▸ **Requirements**: Retype the records below exactly as they appear, but leave out any pictures.

▸ **Exercise data**:
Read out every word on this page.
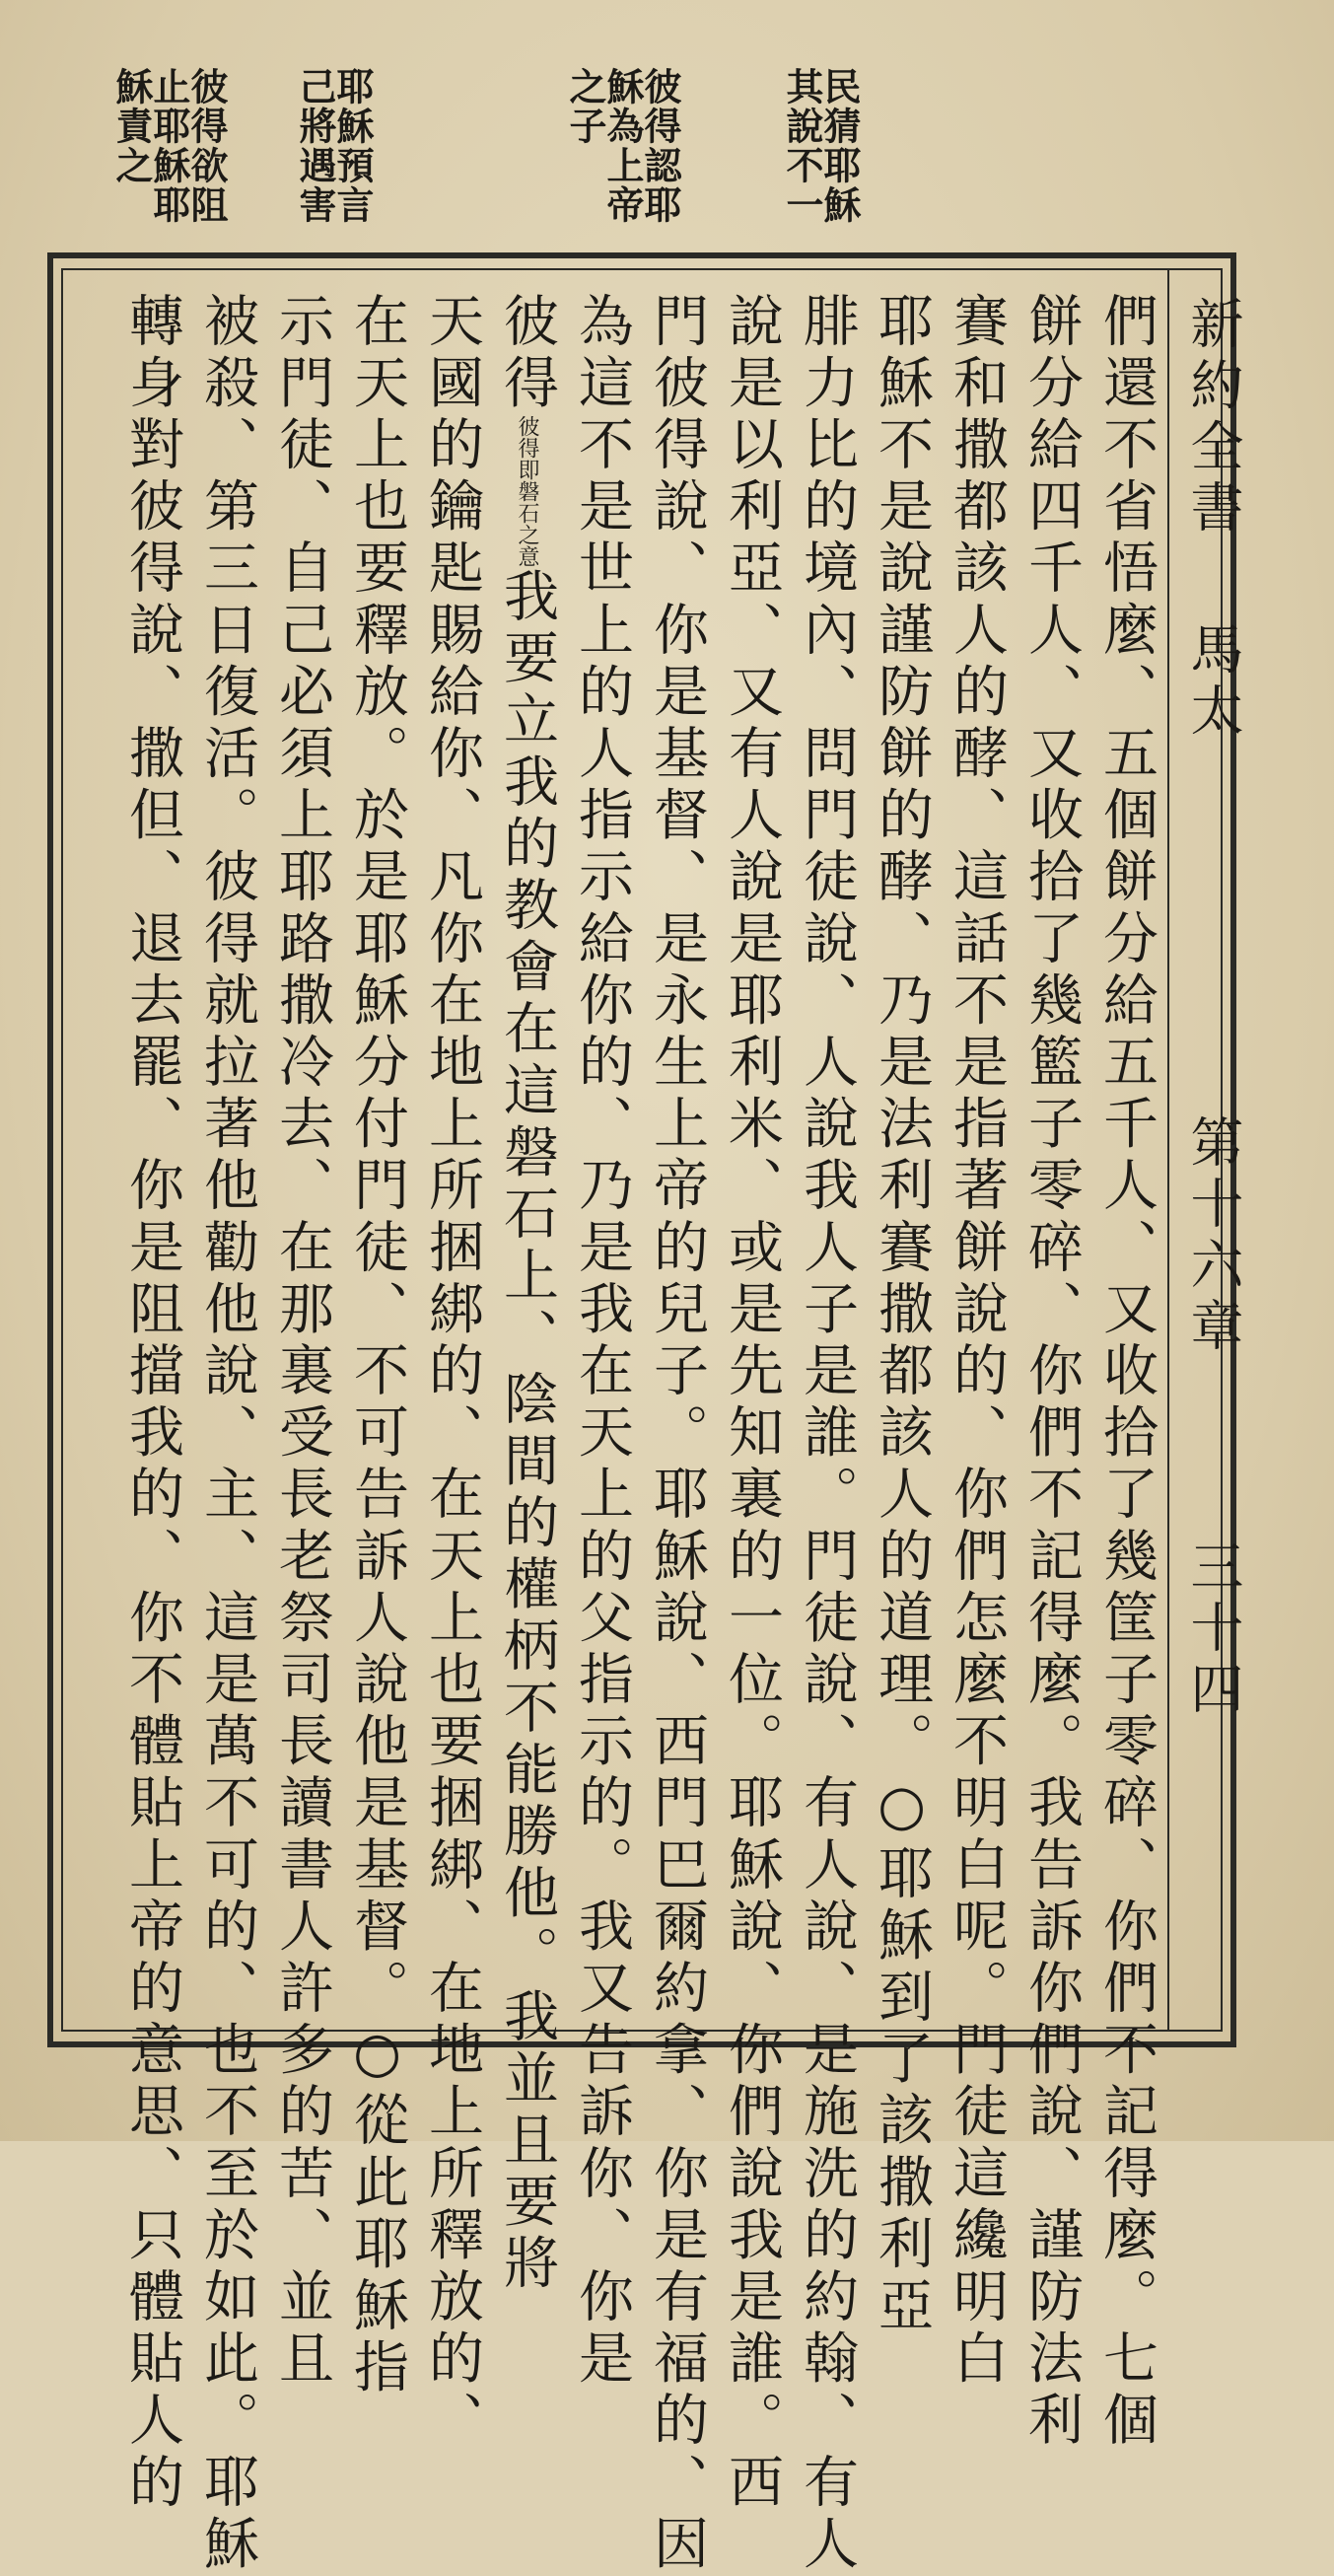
民猜耶穌
其說不一
彼得認耶
穌為上帝
之子
耶穌預言
己將遇害
彼得欲阻
止耶穌耶
穌責之
新約全書
馬太
第十六章
三十四
們還不省悟麼、五個餅分給五千人、又收拾了幾筐子零碎、你們不記得麼。七個
餅分給四千人、又收拾了幾籃子零碎、你們不記得麼。我告訴你們說、謹防法利
賽和撒都該人的酵、這話不是指著餅說的、你們怎麼不明白呢。門徒這纔明白
耶穌不是說謹防餅的酵、乃是法利賽撒都該人的道理。○耶穌到了該撒利亞
腓力比的境內、問門徒說、人說我人子是誰。門徒說、有人說、是施洗的約翰、有人
說是以利亞、又有人說是耶利米、或是先知裏的一位。耶穌說、你們說我是誰。西
門彼得說、你是基督、是永生上帝的兒子。耶穌說、西門巴爾約拿、你是有福的、因
為這不是世上的人指示給你的、乃是我在天上的父指示的。我又告訴你、你是
彼得彼得即磐石之意我要立我的教會在這磐石上、陰間的權柄不能勝他。我並且要將
天國的鑰匙賜給你、凡你在地上所捆綁的、在天上也要捆綁、在地上所釋放的、
在天上也要釋放。於是耶穌分付門徒、不可告訴人說他是基督。○從此耶穌指
示門徒、自己必須上耶路撒冷去、在那裏受長老祭司長讀書人許多的苦、並且
被殺、第三日復活。彼得就拉著他勸他說、主、這是萬不可的、也不至於如此。耶穌
轉身對彼得說、撒但、退去罷、你是阻擋我的、你不體貼上帝的意思、只體貼人的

▸ **Solution**:
Read out every word on this page.
民猜耶穌
其說不一
彼得認耶
穌為上帝
之子
耶穌預言
己將遇害
彼得欲阻
止耶穌耶
穌責之
新約全書
馬太
第十六章
三十四
們還不省悟麼、五個餅分給五千人、又收拾了幾筐子零碎、你們不記得麼。七個
餅分給四千人、又收拾了幾籃子零碎、你們不記得麼。我告訴你們說、謹防法利
賽和撒都該人的酵、這話不是指著餅說的、你們怎麼不明白呢。門徒這纔明白
耶穌不是說謹防餅的酵、乃是法利賽撒都該人的道理。○耶穌到了該撒利亞
腓力比的境內、問門徒說、人說我人子是誰。門徒說、有人說、是施洗的約翰、有人
說是以利亞、又有人說是耶利米、或是先知裏的一位。耶穌說、你們說我是誰。西
門彼得說、你是基督、是永生上帝的兒子。耶穌說、西門巴爾約拿、你是有福的、因
為這不是世上的人指示給你的、乃是我在天上的父指示的。我又告訴你、你是
彼得彼得即磐石之意我要立我的教會在這磐石上、陰間的權柄不能勝他。我並且要將
天國的鑰匙賜給你、凡你在地上所捆綁的、在天上也要捆綁、在地上所釋放的、
在天上也要釋放。於是耶穌分付門徒、不可告訴人說他是基督。○從此耶穌指
示門徒、自己必須上耶路撒冷去、在那裏受長老祭司長讀書人許多的苦、並且
被殺、第三日復活。彼得就拉著他勸他說、主、這是萬不可的、也不至於如此。耶穌
轉身對彼得說、撒但、退去罷、你是阻擋我的、你不體貼上帝的意思、只體貼人的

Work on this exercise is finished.